Условия задания:
Выведите без изменений строки начиная со строки, в которой есть «Patent image size: (453, 660).», и до строки, в которой есть «The large end 303 is at (130, 249).», включая обе эти строки.

Сохранённые записи:
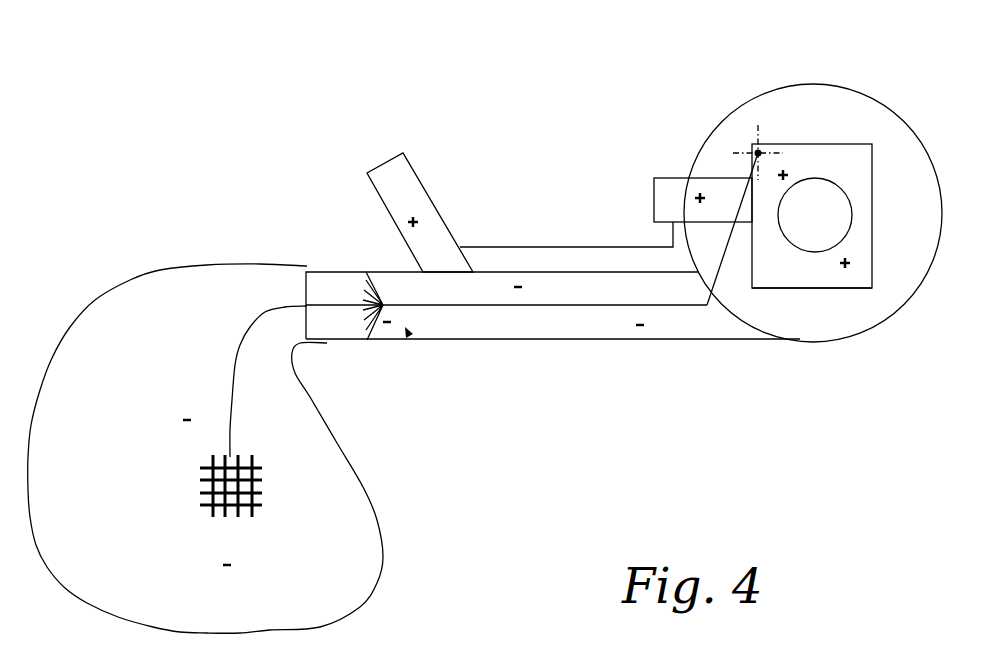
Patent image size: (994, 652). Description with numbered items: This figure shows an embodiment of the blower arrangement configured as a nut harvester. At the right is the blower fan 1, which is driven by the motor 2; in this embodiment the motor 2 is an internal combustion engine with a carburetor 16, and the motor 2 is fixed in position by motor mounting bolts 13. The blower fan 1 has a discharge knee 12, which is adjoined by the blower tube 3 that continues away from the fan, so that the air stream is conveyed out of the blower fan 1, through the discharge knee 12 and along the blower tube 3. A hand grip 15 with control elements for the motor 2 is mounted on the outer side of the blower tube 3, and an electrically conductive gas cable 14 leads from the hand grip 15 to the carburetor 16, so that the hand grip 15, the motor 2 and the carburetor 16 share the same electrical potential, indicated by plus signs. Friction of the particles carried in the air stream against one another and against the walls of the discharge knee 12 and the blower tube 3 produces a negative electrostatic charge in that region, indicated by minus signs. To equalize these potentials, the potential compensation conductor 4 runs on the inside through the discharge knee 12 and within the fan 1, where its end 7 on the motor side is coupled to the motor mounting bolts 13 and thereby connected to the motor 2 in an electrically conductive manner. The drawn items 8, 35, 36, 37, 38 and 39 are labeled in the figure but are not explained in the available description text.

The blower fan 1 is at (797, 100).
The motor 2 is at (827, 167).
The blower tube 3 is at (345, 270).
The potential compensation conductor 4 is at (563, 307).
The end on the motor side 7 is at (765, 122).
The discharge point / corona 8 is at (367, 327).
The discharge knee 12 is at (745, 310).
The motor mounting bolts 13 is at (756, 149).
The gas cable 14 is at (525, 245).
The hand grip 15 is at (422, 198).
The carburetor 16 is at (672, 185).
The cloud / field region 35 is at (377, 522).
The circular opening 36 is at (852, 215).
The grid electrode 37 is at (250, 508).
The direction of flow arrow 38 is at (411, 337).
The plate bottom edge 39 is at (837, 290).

--

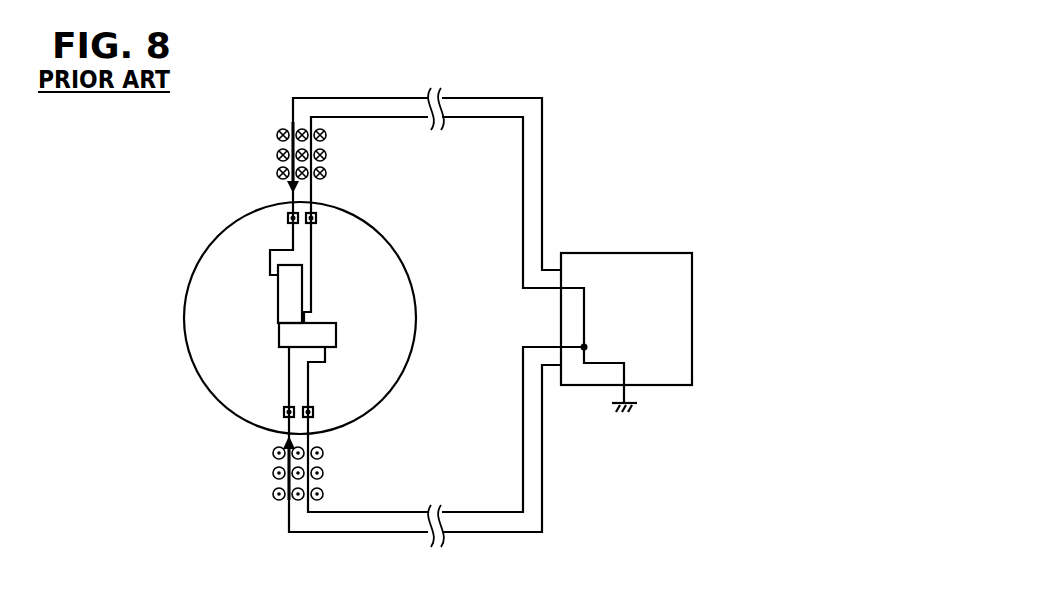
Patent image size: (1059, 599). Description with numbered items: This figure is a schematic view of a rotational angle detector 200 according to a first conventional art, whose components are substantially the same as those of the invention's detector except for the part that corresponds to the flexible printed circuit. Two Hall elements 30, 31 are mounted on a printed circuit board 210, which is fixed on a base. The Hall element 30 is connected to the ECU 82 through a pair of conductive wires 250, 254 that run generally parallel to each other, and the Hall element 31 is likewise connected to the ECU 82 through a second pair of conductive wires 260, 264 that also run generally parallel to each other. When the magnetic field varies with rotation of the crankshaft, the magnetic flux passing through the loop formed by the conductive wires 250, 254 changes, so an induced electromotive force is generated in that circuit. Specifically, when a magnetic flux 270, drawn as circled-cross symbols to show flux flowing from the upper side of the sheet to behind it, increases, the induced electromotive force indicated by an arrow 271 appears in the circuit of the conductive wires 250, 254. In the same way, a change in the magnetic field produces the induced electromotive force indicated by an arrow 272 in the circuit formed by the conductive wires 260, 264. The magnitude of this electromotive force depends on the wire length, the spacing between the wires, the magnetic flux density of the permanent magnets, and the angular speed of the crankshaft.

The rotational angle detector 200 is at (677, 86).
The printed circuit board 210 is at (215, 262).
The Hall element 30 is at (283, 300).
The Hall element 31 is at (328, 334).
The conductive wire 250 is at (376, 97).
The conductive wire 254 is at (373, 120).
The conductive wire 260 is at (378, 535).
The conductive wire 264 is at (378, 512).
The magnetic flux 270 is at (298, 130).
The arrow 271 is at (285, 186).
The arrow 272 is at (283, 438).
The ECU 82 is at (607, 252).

* * *

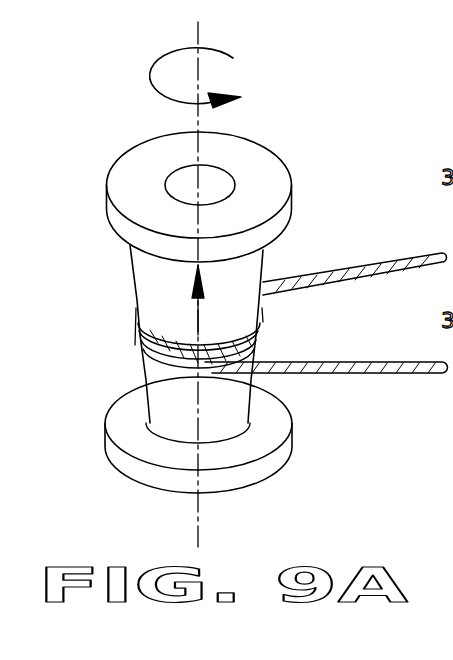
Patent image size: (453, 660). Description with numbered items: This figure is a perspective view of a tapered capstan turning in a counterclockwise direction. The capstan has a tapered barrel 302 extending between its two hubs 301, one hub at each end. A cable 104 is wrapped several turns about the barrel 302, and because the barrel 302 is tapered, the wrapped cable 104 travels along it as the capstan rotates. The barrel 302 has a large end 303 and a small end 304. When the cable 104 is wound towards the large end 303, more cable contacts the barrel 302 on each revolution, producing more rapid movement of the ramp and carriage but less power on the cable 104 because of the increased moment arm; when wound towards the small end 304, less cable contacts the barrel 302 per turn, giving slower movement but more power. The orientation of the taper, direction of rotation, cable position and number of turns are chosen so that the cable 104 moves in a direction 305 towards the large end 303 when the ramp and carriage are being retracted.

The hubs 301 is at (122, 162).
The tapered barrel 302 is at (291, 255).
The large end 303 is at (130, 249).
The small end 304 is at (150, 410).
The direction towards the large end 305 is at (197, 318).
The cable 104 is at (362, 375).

Итоговый результат:
Patent image size: (453, 660). Description with numbered items: This figure is a perspective view of a tapered capstan turning in a counterclockwise direction. The capstan has a tapered barrel 302 extending between its two hubs 301, one hub at each end. A cable 104 is wrapped several turns about the barrel 302, and because the barrel 302 is tapered, the wrapped cable 104 travels along it as the capstan rotates. The barrel 302 has a large end 303 and a small end 304. When the cable 104 is wound towards the large end 303, more cable contacts the barrel 302 on each revolution, producing more rapid movement of the ramp and carriage but less power on the cable 104 because of the increased moment arm; when wound towards the small end 304, less cable contacts the barrel 302 per turn, giving slower movement but more power. The orientation of the taper, direction of rotation, cable position and number of turns are chosen so that the cable 104 moves in a direction 305 towards the large end 303 when the ramp and carriage are being retracted.

The hubs 301 is at (122, 162).
The tapered barrel 302 is at (291, 255).
The large end 303 is at (130, 249).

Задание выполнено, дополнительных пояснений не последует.